Task details: Below are some entries. Output each one exactly as it appears.

Provided material:
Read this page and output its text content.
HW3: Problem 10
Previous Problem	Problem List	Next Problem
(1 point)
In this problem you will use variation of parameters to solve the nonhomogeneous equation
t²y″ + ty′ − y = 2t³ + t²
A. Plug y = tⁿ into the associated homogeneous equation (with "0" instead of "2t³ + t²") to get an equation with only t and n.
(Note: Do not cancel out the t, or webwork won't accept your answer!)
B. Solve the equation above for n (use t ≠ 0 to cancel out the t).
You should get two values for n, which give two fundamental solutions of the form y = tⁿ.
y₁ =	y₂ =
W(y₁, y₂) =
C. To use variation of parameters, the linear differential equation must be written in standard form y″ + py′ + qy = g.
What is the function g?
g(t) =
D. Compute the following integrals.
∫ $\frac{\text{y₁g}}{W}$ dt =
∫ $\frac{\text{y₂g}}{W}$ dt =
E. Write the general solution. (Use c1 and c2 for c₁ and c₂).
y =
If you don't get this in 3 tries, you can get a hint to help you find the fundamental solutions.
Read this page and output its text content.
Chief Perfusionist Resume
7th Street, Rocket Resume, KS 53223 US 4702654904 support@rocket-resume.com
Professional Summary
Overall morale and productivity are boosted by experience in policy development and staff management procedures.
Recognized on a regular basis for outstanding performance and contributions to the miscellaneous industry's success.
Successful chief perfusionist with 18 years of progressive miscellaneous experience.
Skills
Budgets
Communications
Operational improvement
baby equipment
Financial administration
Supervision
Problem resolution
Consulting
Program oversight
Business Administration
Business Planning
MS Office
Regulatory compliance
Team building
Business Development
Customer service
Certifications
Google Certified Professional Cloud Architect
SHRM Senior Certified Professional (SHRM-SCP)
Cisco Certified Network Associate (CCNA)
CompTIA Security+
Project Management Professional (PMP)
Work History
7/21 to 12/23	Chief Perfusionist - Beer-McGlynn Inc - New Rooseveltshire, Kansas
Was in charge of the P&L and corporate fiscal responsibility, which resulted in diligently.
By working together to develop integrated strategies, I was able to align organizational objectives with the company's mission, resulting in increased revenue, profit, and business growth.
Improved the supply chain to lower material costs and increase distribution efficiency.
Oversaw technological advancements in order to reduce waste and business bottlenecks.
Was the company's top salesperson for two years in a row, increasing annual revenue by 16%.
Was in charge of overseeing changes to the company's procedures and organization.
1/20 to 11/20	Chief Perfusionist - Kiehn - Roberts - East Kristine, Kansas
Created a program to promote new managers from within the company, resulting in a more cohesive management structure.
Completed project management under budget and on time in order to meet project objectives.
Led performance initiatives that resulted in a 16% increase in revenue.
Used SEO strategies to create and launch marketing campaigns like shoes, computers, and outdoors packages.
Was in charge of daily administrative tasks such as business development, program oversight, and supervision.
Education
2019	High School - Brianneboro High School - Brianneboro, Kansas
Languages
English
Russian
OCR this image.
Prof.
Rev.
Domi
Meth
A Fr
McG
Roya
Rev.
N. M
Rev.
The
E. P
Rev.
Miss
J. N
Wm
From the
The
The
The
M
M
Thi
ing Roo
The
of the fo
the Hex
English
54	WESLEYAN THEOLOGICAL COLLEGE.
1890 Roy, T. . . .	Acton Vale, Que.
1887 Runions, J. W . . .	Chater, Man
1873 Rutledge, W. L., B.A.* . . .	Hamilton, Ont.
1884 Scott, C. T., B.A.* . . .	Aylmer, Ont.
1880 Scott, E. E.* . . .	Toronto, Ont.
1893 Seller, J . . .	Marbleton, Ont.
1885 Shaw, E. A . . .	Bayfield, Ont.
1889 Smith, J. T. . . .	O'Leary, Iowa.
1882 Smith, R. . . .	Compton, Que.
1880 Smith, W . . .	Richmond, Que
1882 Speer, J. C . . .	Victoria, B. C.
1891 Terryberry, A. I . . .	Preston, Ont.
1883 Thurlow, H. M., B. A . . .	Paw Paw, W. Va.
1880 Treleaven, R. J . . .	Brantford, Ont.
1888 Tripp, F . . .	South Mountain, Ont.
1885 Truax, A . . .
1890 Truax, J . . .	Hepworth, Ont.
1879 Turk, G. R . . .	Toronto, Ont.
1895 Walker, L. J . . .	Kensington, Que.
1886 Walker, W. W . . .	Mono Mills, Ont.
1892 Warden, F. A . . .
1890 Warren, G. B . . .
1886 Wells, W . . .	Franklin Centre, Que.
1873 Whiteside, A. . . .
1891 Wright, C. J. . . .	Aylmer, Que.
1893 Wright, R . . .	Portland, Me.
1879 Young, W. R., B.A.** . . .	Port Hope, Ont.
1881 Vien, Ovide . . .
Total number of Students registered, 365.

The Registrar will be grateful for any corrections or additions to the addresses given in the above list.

Answer to this problem:
Read this page and output its text content.
HW3: Problem 10
Previous Problem	Problem List	Next Problem
(1 point)
In this problem you will use variation of parameters to solve the nonhomogeneous equation
t²y″ + ty′ − y = 2t³ + t²
A. Plug y = tⁿ into the associated homogeneous equation (with "0" instead of "2t³ + t²") to get an equation with only t and n.
(Note: Do not cancel out the t, or webwork won't accept your answer!)
B. Solve the equation above for n (use t ≠ 0 to cancel out the t).
You should get two values for n, which give two fundamental solutions of the form y = tⁿ.
y₁ =	y₂ =
W(y₁, y₂) =
C. To use variation of parameters, the linear differential equation must be written in standard form y″ + py′ + qy = g.
What is the function g?
g(t) =
D. Compute the following integrals.
∫ $\frac{\text{y₁g}}{W}$ dt =
∫ $\frac{\text{y₂g}}{W}$ dt =
E. Write the general solution. (Use c1 and c2 for c₁ and c₂).
y =
If you don't get this in 3 tries, you can get a hint to help you find the fundamental solutions.
Read this page and output its text content.
Chief Perfusionist Resume
7th Street, Rocket Resume, KS 53223 US 4702654904 support@rocket-resume.com
Professional Summary
Overall morale and productivity are boosted by experience in policy development and staff management procedures.
Recognized on a regular basis for outstanding performance and contributions to the miscellaneous industry's success.
Successful chief perfusionist with 18 years of progressive miscellaneous experience.
Skills
Budgets
Communications
Operational improvement
baby equipment
Financial administration
Supervision
Problem resolution
Consulting
Program oversight
Business Administration
Business Planning
MS Office
Regulatory compliance
Team building
Business Development
Customer service
Certifications
Google Certified Professional Cloud Architect
SHRM Senior Certified Professional (SHRM-SCP)
Cisco Certified Network Associate (CCNA)
CompTIA Security+
Project Management Professional (PMP)
Work History
7/21 to 12/23	Chief Perfusionist - Beer-McGlynn Inc - New Rooseveltshire, Kansas
Was in charge of the P&L and corporate fiscal responsibility, which resulted in diligently.
By working together to develop integrated strategies, I was able to align organizational objectives with the company's mission, resulting in increased revenue, profit, and business growth.
Improved the supply chain to lower material costs and increase distribution efficiency.
Oversaw technological advancements in order to reduce waste and business bottlenecks.
Was the company's top salesperson for two years in a row, increasing annual revenue by 16%.
Was in charge of overseeing changes to the company's procedures and organization.
1/20 to 11/20	Chief Perfusionist - Kiehn - Roberts - East Kristine, Kansas
Created a program to promote new managers from within the company, resulting in a more cohesive management structure.
Completed project management under budget and on time in order to meet project objectives.
Led performance initiatives that resulted in a 16% increase in revenue.
Used SEO strategies to create and launch marketing campaigns like shoes, computers, and outdoors packages.
Was in charge of daily administrative tasks such as business development, program oversight, and supervision.
Education
2019	High School - Brianneboro High School - Brianneboro, Kansas
Languages
English
Russian
OCR this image.
Prof.
Rev.
Domi
Meth
A Fr
McG
Roya
Rev.
N. M
Rev.
The
E. P
Rev.
Miss
J. N
Wm
From the
The
The
The
M
M
Thi
ing Roo
The
of the fo
the Hex
English
54	WESLEYAN THEOLOGICAL COLLEGE.
1890 Roy, T. . . .	Acton Vale, Que.
1887 Runions, J. W . . .	Chater, Man
1873 Rutledge, W. L., B.A.* . . .	Hamilton, Ont.
1884 Scott, C. T., B.A.* . . .	Aylmer, Ont.
1880 Scott, E. E.* . . .	Toronto, Ont.
1893 Seller, J . . .	Marbleton, Ont.
1885 Shaw, E. A . . .	Bayfield, Ont.
1889 Smith, J. T. . . .	O'Leary, Iowa.
1882 Smith, R. . . .	Compton, Que.
1880 Smith, W . . .	Richmond, Que
1882 Speer, J. C . . .	Victoria, B. C.
1891 Terryberry, A. I . . .	Preston, Ont.
1883 Thurlow, H. M., B. A . . .	Paw Paw, W. Va.
1880 Treleaven, R. J . . .	Brantford, Ont.
1888 Tripp, F . . .	South Mountain, Ont.
1885 Truax, A . . .
1890 Truax, J . . .	Hepworth, Ont.
1879 Turk, G. R . . .	Toronto, Ont.
1895 Walker, L. J . . .	Kensington, Que.
1886 Walker, W. W . . .	Mono Mills, Ont.
1892 Warden, F. A . . .
1890 Warren, G. B . . .
1886 Wells, W . . .	Franklin Centre, Que.
1873 Whiteside, A. . . .
1891 Wright, C. J. . . .	Aylmer, Que.
1893 Wright, R . . .	Portland, Me.
1879 Young, W. R., B.A.** . . .	Port Hope, Ont.
1881 Vien, Ovide . . .
Total number of Students registered, 365.

The Registrar will be grateful for any corrections or additions to the addresses given in the above list.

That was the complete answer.